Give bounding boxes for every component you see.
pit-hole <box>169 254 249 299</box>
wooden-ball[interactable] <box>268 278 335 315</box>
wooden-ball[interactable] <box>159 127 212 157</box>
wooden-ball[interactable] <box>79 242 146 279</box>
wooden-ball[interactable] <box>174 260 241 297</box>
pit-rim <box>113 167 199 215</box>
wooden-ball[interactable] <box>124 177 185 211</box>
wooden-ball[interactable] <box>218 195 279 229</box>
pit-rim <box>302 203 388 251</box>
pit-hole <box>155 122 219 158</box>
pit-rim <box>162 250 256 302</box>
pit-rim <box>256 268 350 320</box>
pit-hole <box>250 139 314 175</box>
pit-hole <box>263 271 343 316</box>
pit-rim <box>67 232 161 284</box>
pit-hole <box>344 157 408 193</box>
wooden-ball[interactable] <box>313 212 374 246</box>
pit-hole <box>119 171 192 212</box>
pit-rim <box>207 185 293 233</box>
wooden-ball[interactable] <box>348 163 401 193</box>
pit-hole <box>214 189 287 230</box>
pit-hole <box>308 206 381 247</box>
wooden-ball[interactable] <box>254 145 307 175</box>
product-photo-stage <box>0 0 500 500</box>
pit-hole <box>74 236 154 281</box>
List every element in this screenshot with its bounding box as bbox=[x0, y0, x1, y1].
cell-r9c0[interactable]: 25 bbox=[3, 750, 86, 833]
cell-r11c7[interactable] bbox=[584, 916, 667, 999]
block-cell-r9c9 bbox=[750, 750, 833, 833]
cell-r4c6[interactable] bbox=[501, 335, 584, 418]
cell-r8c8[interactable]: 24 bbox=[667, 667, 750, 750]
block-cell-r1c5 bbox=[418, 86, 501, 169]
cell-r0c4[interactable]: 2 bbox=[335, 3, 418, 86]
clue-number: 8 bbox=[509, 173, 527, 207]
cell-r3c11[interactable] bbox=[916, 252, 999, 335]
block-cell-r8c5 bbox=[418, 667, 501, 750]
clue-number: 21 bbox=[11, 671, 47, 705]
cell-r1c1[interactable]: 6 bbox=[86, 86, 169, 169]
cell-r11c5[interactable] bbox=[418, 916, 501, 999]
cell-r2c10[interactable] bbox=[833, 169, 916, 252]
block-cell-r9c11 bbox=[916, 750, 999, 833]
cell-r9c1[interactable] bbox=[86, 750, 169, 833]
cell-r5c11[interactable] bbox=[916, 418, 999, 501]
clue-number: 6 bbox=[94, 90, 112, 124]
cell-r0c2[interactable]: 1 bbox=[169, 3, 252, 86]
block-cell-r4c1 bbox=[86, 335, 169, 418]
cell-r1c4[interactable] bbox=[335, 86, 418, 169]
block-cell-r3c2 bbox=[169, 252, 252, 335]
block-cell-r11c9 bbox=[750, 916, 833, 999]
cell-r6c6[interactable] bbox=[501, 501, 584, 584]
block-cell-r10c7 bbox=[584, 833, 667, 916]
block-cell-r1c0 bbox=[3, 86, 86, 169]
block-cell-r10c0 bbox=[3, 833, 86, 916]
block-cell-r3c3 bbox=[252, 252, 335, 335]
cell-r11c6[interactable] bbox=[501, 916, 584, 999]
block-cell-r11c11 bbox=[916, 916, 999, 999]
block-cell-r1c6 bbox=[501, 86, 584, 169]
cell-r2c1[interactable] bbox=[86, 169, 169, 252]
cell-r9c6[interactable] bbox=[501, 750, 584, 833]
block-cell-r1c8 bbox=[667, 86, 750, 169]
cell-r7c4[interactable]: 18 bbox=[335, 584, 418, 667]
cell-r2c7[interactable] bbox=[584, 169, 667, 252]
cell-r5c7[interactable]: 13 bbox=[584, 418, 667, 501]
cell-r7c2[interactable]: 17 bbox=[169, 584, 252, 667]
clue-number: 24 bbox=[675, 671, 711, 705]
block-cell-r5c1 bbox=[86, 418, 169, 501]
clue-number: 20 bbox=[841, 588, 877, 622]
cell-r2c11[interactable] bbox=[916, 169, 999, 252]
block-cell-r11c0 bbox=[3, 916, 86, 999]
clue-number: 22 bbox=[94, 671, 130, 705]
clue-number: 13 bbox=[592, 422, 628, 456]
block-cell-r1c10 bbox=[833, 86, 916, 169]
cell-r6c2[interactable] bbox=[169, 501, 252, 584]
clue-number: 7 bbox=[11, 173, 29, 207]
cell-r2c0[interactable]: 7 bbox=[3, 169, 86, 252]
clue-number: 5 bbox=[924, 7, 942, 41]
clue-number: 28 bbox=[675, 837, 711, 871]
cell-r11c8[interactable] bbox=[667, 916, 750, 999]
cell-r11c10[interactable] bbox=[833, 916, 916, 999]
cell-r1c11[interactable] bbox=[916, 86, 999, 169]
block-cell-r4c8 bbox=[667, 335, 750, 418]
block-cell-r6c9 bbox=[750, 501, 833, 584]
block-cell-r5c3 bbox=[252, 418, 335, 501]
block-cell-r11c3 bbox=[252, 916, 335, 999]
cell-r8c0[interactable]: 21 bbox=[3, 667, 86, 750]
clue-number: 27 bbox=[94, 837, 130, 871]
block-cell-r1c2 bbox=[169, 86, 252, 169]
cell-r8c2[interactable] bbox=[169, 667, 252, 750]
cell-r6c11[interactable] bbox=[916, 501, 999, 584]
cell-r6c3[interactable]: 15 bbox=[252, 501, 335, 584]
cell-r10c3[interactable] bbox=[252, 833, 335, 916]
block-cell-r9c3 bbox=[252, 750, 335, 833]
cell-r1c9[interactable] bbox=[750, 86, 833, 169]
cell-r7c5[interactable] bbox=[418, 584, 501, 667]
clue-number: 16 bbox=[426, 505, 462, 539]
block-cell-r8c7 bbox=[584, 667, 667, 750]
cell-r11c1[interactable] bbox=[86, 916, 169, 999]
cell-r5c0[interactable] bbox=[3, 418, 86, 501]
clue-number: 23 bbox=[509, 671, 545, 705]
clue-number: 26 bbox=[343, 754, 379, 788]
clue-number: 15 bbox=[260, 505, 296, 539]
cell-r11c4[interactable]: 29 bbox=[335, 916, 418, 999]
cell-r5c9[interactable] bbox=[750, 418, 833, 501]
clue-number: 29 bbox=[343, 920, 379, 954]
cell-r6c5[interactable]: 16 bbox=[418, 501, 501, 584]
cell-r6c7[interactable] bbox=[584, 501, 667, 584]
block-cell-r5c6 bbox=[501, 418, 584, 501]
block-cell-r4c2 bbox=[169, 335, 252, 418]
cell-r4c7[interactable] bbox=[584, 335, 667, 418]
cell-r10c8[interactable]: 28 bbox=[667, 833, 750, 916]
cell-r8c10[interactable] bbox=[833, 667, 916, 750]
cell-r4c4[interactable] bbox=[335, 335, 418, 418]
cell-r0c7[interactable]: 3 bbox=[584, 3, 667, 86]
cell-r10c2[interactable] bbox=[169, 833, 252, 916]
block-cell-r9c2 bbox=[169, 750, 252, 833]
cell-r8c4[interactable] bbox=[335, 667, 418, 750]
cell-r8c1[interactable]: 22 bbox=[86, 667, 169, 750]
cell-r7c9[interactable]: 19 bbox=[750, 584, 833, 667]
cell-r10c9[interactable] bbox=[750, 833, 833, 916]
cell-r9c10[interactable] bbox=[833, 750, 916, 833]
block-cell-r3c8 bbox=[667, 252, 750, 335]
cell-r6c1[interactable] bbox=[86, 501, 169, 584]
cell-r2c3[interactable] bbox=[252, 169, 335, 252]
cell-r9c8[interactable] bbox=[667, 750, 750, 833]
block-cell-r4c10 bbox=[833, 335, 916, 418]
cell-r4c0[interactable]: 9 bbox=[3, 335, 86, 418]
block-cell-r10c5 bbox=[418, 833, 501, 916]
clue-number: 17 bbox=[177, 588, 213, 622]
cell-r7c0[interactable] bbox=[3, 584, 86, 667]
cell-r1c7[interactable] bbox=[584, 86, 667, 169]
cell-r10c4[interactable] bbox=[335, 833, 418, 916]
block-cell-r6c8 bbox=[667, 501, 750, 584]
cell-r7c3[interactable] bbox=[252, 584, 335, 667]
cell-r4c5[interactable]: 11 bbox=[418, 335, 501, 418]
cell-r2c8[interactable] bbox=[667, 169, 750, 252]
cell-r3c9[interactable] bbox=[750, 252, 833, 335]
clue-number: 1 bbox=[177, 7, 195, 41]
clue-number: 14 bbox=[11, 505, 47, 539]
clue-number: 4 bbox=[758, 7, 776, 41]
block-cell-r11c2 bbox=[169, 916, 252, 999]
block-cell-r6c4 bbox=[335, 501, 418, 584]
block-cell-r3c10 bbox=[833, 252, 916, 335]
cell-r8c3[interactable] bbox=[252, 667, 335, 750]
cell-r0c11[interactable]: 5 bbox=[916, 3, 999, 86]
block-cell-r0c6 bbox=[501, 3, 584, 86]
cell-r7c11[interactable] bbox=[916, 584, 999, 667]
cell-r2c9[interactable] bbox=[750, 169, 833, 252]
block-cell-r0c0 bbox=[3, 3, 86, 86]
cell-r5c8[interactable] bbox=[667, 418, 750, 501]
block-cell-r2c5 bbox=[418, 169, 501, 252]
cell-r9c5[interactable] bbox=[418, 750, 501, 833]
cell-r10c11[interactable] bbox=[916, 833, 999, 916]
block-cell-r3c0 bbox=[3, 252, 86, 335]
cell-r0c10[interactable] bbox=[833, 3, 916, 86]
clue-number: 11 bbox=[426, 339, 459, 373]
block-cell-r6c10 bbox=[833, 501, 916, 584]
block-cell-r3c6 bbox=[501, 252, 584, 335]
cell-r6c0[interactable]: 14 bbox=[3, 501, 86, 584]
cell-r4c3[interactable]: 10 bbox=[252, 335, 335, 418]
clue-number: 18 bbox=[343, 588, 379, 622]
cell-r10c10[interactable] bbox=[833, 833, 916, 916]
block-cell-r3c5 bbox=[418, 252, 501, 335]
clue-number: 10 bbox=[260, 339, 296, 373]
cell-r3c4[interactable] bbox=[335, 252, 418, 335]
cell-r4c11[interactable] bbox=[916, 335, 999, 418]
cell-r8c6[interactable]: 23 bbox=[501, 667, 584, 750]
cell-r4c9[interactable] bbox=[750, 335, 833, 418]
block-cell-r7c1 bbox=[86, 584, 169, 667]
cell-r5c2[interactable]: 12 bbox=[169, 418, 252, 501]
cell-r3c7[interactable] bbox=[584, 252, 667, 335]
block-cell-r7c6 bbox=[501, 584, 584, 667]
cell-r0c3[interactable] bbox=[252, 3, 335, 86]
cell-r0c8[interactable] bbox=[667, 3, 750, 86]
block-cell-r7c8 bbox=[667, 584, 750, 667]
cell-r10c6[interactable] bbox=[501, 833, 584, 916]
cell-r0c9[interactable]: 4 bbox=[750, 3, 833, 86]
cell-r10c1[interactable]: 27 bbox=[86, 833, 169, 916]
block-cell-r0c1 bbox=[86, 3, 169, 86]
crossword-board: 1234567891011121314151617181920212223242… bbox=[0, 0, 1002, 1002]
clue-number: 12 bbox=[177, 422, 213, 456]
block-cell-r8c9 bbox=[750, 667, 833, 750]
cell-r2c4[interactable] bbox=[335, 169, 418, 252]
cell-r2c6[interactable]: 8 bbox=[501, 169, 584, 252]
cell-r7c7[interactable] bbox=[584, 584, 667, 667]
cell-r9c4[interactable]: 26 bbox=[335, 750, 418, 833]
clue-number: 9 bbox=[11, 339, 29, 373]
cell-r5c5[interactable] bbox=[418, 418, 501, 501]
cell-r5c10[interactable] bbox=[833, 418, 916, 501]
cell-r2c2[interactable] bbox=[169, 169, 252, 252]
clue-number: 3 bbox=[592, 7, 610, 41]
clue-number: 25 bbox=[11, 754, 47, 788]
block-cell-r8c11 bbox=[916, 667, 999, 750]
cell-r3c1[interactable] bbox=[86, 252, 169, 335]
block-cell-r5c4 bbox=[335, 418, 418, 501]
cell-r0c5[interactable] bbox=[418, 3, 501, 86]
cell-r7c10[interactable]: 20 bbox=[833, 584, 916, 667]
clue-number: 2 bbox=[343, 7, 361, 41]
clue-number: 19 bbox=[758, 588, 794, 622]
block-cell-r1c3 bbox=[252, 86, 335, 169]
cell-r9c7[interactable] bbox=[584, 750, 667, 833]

---*---

_Written instruction:_
Please convert the rows from the first line through the line containing "pit-rim <box>113 167 199 215</box>", both included, into a JSON list of strings with one string per line and no blank lines.

_Output of the task:_
[
  "Give bounding boxes for every component you see.",
  "pit-hole <box>169 254 249 299</box>",
  "wooden-ball[interactable] <box>268 278 335 315</box>",
  "wooden-ball[interactable] <box>159 127 212 157</box>",
  "wooden-ball[interactable] <box>79 242 146 279</box>",
  "wooden-ball[interactable] <box>174 260 241 297</box>",
  "pit-rim <box>113 167 199 215</box>"
]